Task brief:
The records below are to be repeated in full, exactly as they are.

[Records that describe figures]
..............................

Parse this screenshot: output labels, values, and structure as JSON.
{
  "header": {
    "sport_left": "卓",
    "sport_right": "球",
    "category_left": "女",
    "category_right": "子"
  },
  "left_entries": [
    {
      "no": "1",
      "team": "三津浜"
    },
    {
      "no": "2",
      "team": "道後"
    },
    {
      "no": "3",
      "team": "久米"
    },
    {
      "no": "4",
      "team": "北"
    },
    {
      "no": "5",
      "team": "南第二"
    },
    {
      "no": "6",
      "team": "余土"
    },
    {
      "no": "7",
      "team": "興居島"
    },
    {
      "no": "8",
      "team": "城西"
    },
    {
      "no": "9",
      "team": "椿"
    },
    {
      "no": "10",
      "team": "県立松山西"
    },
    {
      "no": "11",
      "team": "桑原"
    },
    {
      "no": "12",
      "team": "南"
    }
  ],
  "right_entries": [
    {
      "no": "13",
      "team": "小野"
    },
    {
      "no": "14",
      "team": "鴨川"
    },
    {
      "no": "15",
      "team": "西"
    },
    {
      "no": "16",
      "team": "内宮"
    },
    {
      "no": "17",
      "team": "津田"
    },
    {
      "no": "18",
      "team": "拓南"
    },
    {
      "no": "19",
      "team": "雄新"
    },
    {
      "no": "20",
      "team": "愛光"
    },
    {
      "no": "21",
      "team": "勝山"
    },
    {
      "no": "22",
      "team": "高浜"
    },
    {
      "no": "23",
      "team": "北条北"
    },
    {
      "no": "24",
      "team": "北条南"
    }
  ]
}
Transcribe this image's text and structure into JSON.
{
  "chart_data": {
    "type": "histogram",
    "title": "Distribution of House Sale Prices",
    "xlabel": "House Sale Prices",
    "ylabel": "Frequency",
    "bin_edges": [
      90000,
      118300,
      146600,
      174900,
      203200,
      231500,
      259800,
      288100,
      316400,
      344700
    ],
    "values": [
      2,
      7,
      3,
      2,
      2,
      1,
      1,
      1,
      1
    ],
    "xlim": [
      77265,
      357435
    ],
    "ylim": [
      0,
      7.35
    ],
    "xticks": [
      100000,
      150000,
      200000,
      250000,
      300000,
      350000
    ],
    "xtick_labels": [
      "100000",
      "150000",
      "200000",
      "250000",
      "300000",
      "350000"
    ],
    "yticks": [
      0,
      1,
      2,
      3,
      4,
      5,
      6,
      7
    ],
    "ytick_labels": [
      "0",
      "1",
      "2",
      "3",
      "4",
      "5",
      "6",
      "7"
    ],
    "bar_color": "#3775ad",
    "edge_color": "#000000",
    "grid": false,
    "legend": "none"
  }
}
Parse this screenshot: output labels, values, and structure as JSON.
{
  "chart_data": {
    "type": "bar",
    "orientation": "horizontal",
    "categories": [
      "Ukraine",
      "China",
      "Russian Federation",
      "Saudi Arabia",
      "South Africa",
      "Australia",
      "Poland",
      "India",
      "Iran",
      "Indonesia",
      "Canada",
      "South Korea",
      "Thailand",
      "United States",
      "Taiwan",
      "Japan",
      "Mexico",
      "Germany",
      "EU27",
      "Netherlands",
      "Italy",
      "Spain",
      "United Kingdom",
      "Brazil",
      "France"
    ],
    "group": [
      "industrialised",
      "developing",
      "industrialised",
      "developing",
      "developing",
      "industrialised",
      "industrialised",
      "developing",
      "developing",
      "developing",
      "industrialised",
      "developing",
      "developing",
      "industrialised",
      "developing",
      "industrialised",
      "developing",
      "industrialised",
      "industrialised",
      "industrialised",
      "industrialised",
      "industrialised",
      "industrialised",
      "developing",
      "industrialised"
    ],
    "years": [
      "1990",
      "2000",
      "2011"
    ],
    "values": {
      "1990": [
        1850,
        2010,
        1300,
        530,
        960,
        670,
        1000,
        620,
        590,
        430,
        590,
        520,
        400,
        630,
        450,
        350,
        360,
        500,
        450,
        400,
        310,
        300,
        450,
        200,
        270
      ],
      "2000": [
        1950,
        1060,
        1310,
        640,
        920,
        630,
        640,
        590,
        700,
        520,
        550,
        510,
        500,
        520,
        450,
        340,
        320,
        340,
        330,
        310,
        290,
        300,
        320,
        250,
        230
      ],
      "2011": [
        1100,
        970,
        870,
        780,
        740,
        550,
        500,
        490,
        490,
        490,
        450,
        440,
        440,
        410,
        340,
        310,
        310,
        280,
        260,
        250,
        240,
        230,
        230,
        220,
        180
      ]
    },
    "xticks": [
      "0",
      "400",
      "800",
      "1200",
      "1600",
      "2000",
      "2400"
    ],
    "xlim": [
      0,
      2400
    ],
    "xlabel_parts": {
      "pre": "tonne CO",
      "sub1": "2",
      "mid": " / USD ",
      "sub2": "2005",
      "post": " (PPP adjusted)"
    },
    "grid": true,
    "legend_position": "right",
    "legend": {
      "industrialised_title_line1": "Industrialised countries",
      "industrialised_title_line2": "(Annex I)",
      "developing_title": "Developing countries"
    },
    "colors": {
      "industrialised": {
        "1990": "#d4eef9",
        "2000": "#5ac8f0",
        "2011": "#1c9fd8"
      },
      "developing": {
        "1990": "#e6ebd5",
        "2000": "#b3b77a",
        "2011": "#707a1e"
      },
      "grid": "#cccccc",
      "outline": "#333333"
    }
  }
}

..............................

Answer to this task:
Parse this screenshot: output labels, values, and structure as JSON.
{
  "header": {
    "sport_left": "卓",
    "sport_right": "球",
    "category_left": "女",
    "category_right": "子"
  },
  "left_entries": [
    {
      "no": "1",
      "team": "三津浜"
    },
    {
      "no": "2",
      "team": "道後"
    },
    {
      "no": "3",
      "team": "久米"
    },
    {
      "no": "4",
      "team": "北"
    },
    {
      "no": "5",
      "team": "南第二"
    },
    {
      "no": "6",
      "team": "余土"
    },
    {
      "no": "7",
      "team": "興居島"
    },
    {
      "no": "8",
      "team": "城西"
    },
    {
      "no": "9",
      "team": "椿"
    },
    {
      "no": "10",
      "team": "県立松山西"
    },
    {
      "no": "11",
      "team": "桑原"
    },
    {
      "no": "12",
      "team": "南"
    }
  ],
  "right_entries": [
    {
      "no": "13",
      "team": "小野"
    },
    {
      "no": "14",
      "team": "鴨川"
    },
    {
      "no": "15",
      "team": "西"
    },
    {
      "no": "16",
      "team": "内宮"
    },
    {
      "no": "17",
      "team": "津田"
    },
    {
      "no": "18",
      "team": "拓南"
    },
    {
      "no": "19",
      "team": "雄新"
    },
    {
      "no": "20",
      "team": "愛光"
    },
    {
      "no": "21",
      "team": "勝山"
    },
    {
      "no": "22",
      "team": "高浜"
    },
    {
      "no": "23",
      "team": "北条北"
    },
    {
      "no": "24",
      "team": "北条南"
    }
  ]
}
Transcribe this image's text and structure into JSON.
{
  "chart_data": {
    "type": "histogram",
    "title": "Distribution of House Sale Prices",
    "xlabel": "House Sale Prices",
    "ylabel": "Frequency",
    "bin_edges": [
      90000,
      118300,
      146600,
      174900,
      203200,
      231500,
      259800,
      288100,
      316400,
      344700
    ],
    "values": [
      2,
      7,
      3,
      2,
      2,
      1,
      1,
      1,
      1
    ],
    "xlim": [
      77265,
      357435
    ],
    "ylim": [
      0,
      7.35
    ],
    "xticks": [
      100000,
      150000,
      200000,
      250000,
      300000,
      350000
    ],
    "xtick_labels": [
      "100000",
      "150000",
      "200000",
      "250000",
      "300000",
      "350000"
    ],
    "yticks": [
      0,
      1,
      2,
      3,
      4,
      5,
      6,
      7
    ],
    "ytick_labels": [
      "0",
      "1",
      "2",
      "3",
      "4",
      "5",
      "6",
      "7"
    ],
    "bar_color": "#3775ad",
    "edge_color": "#000000",
    "grid": false,
    "legend": "none"
  }
}
Parse this screenshot: output labels, values, and structure as JSON.
{
  "chart_data": {
    "type": "bar",
    "orientation": "horizontal",
    "categories": [
      "Ukraine",
      "China",
      "Russian Federation",
      "Saudi Arabia",
      "South Africa",
      "Australia",
      "Poland",
      "India",
      "Iran",
      "Indonesia",
      "Canada",
      "South Korea",
      "Thailand",
      "United States",
      "Taiwan",
      "Japan",
      "Mexico",
      "Germany",
      "EU27",
      "Netherlands",
      "Italy",
      "Spain",
      "United Kingdom",
      "Brazil",
      "France"
    ],
    "group": [
      "industrialised",
      "developing",
      "industrialised",
      "developing",
      "developing",
      "industrialised",
      "industrialised",
      "developing",
      "developing",
      "developing",
      "industrialised",
      "developing",
      "developing",
      "industrialised",
      "developing",
      "industrialised",
      "developing",
      "industrialised",
      "industrialised",
      "industrialised",
      "industrialised",
      "industrialised",
      "industrialised",
      "developing",
      "industrialised"
    ],
    "years": [
      "1990",
      "2000",
      "2011"
    ],
    "values": {
      "1990": [
        1850,
        2010,
        1300,
        530,
        960,
        670,
        1000,
        620,
        590,
        430,
        590,
        520,
        400,
        630,
        450,
        350,
        360,
        500,
        450,
        400,
        310,
        300,
        450,
        200,
        270
      ],
      "2000": [
        1950,
        1060,
        1310,
        640,
        920,
        630,
        640,
        590,
        700,
        520,
        550,
        510,
        500,
        520,
        450,
        340,
        320,
        340,
        330,
        310,
        290,
        300,
        320,
        250,
        230
      ],
      "2011": [
        1100,
        970,
        870,
        780,
        740,
        550,
        500,
        490,
        490,
        490,
        450,
        440,
        440,
        410,
        340,
        310,
        310,
        280,
        260,
        250,
        240,
        230,
        230,
        220,
        180
      ]
    },
    "xticks": [
      "0",
      "400",
      "800",
      "1200",
      "1600",
      "2000",
      "2400"
    ],
    "xlim": [
      0,
      2400
    ],
    "xlabel_parts": {
      "pre": "tonne CO",
      "sub1": "2",
      "mid": " / USD ",
      "sub2": "2005",
      "post": " (PPP adjusted)"
    },
    "grid": true,
    "legend_position": "right",
    "legend": {
      "industrialised_title_line1": "Industrialised countries",
      "industrialised_title_line2": "(Annex I)",
      "developing_title": "Developing countries"
    },
    "colors": {
      "industrialised": {
        "1990": "#d4eef9",
        "2000": "#5ac8f0",
        "2011": "#1c9fd8"
      },
      "developing": {
        "1990": "#e6ebd5",
        "2000": "#b3b77a",
        "2011": "#707a1e"
      },
      "grid": "#cccccc",
      "outline": "#333333"
    }
  }
}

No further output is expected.